Text for analysis →

+++

DEESME positions presented to the Energy Efficiency Financial Institutions Group (EEFIG)

The Energy Efficiency Financial Institutions Group (EEFIG) co-convened by the European Commission’s DG Energy and the United Nations Environment Programme Finance Initiative (UNEP FI) has been working with the financial community and relevant stakeholders to accelerate private finance to energy efficiency. The current policy focus is on the European Green Deal and within the EU Recovery Plan frameworks.

At a recent meeting at EEFIG’s Working Group on Stimulating consumers’ demand for energy efficiency investments, Ivana Rogulj of the Institute for European Energy and Climate Policy (IEECP) and representing the Horizon 2020-funded DEESME project, explained how DEESME is taking an approach to anchor strategic thinking into companies’ decision-making to help in the necessary acceleration of financing energy efficiency measures. Small and medium-sized enterprises face many challenges and improving their energy performance is not always foremost in their day-to-day activities.

Key points made by Ms Rogulj were:

  • Key barriers for SMEs include lack of awareness, low capital availability, limited access to additional finance, lack of internal technical resources and doubts around actual savings potentials.
  • A review of the literature confirms that most of the barriers are neither technical nor economic but behavioural: lack of integrated design and whole system thinking, the lack of data, the difficulty of quantification of energy efficiency measures, lack of training, appraisals that do not include energy efficiency, lack of incentives, and variation/inconsistency in observed results, etc.
  • The most common approach for the evaluation of energy efficiency projects is the financial analysis based on a cost-benefit that tends to focus on the cost and revenues that will be produced by the energy efficiency project and to disregard or underestimate the other multiple benefits that come with such a decision. Therefore, it is important to connect the decision for energy efficiency projects to the business models and the strategic objectives.
  • The idea of DEESME is to change the perception of energy audits as regulatory obligations, expand the scope of energy audits beyond the direct benefits of taking measures for energy efficiency, and relate energy efficiency to the underlying business model and the attainment of the general business objectives.
  • The recognition of the multiple benefits that go along with energy efficiency is based on the analysis of the business model. The business model is a general description of the business logic that provides an answer to the most basic question: how can the business create and capture value?
  • The project summarises experience and strategies for the creation of support mechanisms, handling limited human resources, guiding SMEs to actions, and raising awareness on opportunities for EE.

DEESME was glad to show to a European-wide EEFIG audience the challenges and opportunities faced by SMEs and how the project supports them. DEESME shows that there are important actions underway to help Europe meet its long-term climate and energy objectives. By taking such actions, SMEs will also contribute to reducing imports of fossil fuels from unreliable sources.

+++

Dataset →
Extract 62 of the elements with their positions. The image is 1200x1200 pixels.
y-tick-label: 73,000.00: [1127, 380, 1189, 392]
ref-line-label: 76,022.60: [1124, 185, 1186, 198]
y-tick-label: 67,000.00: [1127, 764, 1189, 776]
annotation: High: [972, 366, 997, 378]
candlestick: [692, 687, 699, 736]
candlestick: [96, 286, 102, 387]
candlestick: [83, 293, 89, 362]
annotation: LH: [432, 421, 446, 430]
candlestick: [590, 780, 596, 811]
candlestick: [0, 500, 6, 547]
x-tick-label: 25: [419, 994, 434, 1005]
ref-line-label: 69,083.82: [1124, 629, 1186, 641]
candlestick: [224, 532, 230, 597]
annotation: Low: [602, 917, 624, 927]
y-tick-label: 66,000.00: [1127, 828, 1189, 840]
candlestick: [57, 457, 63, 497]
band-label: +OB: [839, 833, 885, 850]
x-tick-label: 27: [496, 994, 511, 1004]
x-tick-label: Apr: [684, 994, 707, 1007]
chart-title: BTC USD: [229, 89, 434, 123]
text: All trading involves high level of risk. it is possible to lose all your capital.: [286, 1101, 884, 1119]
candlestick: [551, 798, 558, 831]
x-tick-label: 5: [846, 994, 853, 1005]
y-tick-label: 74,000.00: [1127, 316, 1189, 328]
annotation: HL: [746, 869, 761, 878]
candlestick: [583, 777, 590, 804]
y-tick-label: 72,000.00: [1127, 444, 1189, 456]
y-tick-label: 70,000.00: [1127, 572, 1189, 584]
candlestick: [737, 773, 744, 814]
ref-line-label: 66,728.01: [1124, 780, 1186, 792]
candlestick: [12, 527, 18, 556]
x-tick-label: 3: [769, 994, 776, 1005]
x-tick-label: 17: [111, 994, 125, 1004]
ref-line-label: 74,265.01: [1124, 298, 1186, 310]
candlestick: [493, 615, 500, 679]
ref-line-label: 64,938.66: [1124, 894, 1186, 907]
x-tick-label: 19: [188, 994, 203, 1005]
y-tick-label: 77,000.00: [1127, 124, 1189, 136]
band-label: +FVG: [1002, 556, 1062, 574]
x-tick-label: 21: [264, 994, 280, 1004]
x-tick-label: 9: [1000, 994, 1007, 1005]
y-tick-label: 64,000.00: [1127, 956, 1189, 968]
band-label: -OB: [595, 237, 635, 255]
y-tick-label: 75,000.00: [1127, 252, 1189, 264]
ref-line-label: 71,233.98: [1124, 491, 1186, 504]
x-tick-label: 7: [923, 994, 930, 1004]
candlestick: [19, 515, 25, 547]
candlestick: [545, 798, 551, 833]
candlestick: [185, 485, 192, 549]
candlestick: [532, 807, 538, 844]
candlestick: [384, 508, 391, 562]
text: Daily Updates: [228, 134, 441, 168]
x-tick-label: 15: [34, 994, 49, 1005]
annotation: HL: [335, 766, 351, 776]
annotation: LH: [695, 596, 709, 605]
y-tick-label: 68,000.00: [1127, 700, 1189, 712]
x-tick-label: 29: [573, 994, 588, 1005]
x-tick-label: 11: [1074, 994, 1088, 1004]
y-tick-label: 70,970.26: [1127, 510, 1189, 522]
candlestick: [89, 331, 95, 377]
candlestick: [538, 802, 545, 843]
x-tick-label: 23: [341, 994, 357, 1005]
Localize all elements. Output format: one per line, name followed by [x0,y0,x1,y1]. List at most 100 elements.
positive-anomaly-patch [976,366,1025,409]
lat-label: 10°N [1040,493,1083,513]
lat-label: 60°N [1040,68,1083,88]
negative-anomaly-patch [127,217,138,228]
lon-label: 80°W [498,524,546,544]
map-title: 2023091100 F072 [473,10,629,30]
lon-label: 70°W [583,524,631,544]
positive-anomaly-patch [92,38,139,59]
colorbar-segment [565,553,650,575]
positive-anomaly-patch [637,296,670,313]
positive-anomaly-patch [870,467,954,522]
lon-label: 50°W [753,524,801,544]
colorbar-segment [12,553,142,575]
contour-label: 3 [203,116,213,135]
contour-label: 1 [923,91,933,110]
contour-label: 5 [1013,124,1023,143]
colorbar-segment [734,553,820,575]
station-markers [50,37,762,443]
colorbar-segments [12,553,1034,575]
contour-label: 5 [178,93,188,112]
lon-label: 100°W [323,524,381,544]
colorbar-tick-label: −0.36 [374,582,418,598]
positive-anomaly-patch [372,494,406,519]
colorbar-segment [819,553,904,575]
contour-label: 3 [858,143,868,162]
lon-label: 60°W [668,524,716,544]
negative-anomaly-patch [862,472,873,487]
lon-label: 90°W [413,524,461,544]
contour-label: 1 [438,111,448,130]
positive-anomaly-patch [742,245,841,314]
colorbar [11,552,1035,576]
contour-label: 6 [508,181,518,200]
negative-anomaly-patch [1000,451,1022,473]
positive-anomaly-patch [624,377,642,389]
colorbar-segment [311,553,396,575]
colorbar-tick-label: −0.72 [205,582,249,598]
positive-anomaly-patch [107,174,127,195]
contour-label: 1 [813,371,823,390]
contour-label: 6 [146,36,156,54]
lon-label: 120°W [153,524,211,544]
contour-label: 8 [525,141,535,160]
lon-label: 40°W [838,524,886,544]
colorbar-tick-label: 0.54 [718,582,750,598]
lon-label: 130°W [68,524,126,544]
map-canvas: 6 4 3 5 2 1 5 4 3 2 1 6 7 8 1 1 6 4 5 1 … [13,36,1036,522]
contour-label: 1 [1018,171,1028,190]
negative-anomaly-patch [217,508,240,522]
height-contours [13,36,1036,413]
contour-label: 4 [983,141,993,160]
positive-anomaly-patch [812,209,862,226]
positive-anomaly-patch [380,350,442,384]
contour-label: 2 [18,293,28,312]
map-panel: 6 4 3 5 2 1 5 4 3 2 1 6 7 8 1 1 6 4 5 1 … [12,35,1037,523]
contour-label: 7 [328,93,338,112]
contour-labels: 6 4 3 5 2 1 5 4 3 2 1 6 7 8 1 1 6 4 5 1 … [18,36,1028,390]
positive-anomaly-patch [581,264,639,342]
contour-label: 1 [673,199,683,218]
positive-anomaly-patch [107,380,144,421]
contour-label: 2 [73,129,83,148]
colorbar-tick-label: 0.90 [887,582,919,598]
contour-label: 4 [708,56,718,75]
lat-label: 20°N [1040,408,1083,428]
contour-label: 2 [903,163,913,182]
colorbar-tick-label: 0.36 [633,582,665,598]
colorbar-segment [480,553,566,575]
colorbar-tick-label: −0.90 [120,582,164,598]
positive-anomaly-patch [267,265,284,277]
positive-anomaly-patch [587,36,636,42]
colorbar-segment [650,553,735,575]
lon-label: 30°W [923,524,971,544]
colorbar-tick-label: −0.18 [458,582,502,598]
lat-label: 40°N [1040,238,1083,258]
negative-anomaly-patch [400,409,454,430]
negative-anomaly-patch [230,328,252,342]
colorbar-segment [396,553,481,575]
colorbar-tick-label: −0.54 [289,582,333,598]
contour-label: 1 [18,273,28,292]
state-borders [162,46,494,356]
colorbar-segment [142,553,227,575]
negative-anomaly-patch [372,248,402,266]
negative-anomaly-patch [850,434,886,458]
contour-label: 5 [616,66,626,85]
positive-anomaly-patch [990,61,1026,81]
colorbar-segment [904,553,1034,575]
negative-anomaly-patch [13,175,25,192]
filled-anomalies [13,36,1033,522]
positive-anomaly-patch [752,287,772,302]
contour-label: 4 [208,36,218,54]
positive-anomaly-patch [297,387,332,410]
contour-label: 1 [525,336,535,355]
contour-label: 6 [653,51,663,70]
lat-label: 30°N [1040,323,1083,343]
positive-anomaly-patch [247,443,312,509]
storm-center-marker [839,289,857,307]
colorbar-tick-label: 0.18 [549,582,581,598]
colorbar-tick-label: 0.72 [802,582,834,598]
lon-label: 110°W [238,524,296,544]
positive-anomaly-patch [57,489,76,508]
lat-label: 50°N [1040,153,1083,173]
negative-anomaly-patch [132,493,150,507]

+++

What you need to do →
1. Copy the DEESME article word for word, from "At a recent" up to and including "their day-to-day activities.".
2. Answer these questions from the DEESME article.
(a) Which two bodies co-convene EEFIG?
(b) Which institute is Ivana Rogulj from?
(c) What basic question does a business model answer?
3. Say whether each statement agrees with the DEESME article. Answer yes or no, and quote the words that decide it.
(a) A literature review found that most barriers for SMEs are technical or economic.
(b) The DEESME project is funded by Horizon 2020.
(c) The current policy focus is on the European Green Deal.

Task-by-task answers →
1.
At a recent meeting at EEFIG’s Working Group on Stimulating consumers’ demand for energy efficiency investments, Ivana Rogulj of the Institute for European Energy and Climate Policy (IEECP) and representing the Horizon 2020-funded DEESME project, explained how DEESME is taking an approach to anchor strategic thinking into companies’ decision-making to help in the necessary acceleration of financing energy efficiency measures. Small and medium-sized enterprises face many challenges and improving their energy performance is not always foremost in their day-to-day activities.

2.
(a) The European Commission's DG Energy and the United Nations Environment Programme Finance Initiative (UNEP FI).
(b) The Institute for European Energy and Climate Policy (IEECP).
(c) How can the business create and capture value?

3.
(a) No: "most of the barriers are neither technical nor economic but behavioural"
(b) Yes: "the Horizon 2020-funded DEESME project"
(c) Yes: "The current policy focus is on the European Green Deal"